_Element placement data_
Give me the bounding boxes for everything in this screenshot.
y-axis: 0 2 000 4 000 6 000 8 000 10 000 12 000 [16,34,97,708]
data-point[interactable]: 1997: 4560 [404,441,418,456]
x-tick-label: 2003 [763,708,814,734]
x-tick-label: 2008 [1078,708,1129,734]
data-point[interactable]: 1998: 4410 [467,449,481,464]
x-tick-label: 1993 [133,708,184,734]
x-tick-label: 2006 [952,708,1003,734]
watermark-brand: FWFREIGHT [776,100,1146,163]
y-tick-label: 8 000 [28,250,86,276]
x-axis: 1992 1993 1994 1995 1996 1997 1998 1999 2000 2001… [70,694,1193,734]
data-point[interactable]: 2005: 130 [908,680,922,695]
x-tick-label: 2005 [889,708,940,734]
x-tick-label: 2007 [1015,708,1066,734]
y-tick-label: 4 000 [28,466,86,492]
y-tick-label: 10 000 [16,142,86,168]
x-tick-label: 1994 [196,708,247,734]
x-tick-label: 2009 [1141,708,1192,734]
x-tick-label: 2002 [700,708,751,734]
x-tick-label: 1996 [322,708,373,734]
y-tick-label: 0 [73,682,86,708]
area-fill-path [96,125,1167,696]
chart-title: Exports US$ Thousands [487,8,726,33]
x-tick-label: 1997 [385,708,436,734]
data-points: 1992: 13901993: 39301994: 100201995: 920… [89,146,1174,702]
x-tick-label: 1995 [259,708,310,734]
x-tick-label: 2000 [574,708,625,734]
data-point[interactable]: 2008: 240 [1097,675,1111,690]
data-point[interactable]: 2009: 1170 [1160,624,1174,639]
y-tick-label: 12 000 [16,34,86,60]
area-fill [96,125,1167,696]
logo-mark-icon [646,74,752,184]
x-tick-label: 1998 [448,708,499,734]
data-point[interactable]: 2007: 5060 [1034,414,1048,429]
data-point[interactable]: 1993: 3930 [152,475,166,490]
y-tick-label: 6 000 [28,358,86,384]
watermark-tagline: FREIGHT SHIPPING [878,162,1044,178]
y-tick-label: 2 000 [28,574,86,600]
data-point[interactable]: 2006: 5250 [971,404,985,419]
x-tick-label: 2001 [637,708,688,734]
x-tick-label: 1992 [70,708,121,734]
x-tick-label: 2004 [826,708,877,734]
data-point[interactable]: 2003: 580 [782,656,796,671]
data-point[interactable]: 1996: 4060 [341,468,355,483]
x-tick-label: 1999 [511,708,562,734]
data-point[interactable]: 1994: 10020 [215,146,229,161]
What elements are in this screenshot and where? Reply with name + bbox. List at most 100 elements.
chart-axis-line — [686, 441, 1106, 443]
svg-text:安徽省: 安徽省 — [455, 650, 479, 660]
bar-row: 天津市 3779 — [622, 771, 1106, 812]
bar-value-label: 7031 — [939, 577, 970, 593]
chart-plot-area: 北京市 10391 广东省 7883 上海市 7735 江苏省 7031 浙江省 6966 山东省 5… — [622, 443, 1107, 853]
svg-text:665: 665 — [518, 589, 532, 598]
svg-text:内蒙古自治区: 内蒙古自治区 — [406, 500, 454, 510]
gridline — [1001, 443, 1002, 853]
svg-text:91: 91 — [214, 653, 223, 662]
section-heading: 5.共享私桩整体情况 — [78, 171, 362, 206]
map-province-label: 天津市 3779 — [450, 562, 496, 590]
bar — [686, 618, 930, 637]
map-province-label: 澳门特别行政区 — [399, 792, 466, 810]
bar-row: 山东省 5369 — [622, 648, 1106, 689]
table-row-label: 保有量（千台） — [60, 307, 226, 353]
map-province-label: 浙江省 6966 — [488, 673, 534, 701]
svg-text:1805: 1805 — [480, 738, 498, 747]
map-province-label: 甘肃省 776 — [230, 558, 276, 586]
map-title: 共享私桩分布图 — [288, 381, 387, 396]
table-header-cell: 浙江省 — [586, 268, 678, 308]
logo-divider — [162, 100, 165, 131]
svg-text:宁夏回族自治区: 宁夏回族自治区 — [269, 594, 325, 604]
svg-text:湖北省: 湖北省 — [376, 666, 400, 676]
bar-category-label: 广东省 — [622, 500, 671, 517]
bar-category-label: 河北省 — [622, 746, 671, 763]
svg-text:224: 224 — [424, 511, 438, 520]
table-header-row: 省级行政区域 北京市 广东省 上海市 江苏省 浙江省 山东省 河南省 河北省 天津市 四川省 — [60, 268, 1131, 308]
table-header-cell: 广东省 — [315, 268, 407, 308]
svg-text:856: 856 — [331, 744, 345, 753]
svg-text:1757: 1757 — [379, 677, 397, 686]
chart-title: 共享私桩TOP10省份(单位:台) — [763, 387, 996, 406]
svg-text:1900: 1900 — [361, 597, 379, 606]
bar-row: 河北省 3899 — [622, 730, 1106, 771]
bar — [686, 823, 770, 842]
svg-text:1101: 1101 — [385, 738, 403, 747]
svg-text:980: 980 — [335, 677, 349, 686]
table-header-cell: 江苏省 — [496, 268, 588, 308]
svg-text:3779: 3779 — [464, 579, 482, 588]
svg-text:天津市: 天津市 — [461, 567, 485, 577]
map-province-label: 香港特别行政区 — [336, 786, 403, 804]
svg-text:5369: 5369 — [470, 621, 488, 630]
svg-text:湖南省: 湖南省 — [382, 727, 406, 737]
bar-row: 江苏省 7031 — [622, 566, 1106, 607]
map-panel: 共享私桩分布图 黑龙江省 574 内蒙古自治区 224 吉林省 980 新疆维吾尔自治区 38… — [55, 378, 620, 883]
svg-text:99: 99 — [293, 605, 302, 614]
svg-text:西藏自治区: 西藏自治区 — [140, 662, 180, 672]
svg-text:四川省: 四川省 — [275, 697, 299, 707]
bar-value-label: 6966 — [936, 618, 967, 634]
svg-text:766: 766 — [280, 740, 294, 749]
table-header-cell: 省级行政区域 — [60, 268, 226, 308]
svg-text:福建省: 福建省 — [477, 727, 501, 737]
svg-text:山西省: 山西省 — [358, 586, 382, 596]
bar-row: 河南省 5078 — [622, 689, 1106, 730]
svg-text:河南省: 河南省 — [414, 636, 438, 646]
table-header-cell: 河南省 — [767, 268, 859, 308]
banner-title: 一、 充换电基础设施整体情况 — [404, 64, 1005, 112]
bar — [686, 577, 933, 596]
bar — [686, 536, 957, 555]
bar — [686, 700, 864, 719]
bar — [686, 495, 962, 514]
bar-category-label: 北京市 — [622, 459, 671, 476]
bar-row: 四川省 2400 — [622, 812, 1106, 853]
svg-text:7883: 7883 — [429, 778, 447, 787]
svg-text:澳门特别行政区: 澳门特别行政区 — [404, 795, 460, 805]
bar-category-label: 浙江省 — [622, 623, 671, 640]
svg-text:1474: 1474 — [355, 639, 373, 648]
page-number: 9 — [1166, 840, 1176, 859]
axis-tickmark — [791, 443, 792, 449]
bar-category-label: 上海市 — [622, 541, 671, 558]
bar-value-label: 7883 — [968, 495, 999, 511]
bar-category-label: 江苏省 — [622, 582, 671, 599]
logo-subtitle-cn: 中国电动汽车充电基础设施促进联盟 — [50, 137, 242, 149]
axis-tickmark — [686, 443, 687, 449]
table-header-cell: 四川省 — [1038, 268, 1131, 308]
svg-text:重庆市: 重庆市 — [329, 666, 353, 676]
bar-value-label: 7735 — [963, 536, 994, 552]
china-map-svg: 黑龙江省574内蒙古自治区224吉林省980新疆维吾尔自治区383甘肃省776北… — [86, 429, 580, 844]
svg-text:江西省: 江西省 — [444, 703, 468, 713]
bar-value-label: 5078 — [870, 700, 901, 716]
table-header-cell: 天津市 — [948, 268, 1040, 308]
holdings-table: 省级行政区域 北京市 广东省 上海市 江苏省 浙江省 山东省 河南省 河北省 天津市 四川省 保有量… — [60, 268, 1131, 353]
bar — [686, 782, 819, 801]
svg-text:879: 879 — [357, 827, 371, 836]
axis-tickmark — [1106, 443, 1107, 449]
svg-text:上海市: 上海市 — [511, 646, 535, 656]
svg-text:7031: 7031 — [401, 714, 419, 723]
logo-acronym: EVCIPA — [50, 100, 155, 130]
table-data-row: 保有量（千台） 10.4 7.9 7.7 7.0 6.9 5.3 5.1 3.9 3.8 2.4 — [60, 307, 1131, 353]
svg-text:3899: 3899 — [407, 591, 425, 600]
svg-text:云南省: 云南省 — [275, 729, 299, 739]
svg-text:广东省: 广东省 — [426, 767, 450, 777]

_Aim of the task_
Reproduce the listing word for word, beginning with its very first line and stopping after the line that contains "data-point[interactable]: 2008: 240".

_Exercise response_
Give me the bounding boxes for everything in this screenshot.
y-axis: 0 2 000 4 000 6 000 8 000 10 000 12 000 [16,34,97,708]
data-point[interactable]: 1997: 4560 [404,441,418,456]
x-tick-label: 2003 [763,708,814,734]
x-tick-label: 2008 [1078,708,1129,734]
data-point[interactable]: 1998: 4410 [467,449,481,464]
x-tick-label: 1993 [133,708,184,734]
x-tick-label: 2006 [952,708,1003,734]
watermark-brand: FWFREIGHT [776,100,1146,163]
y-tick-label: 8 000 [28,250,86,276]
x-axis: 1992 1993 1994 1995 1996 1997 1998 1999 2000 2001… [70,694,1193,734]
data-point[interactable]: 2005: 130 [908,680,922,695]
x-tick-label: 2005 [889,708,940,734]
x-tick-label: 2007 [1015,708,1066,734]
y-tick-label: 4 000 [28,466,86,492]
y-tick-label: 10 000 [16,142,86,168]
x-tick-label: 1994 [196,708,247,734]
x-tick-label: 2009 [1141,708,1192,734]
x-tick-label: 2002 [700,708,751,734]
x-tick-label: 1996 [322,708,373,734]
y-tick-label: 0 [73,682,86,708]
area-fill-path [96,125,1167,696]
chart-title: Exports US$ Thousands [487,8,726,33]
x-tick-label: 1997 [385,708,436,734]
data-points: 1992: 13901993: 39301994: 100201995: 920… [89,146,1174,702]
x-tick-label: 1995 [259,708,310,734]
x-tick-label: 2000 [574,708,625,734]
data-point[interactable]: 2008: 240 [1097,675,1111,690]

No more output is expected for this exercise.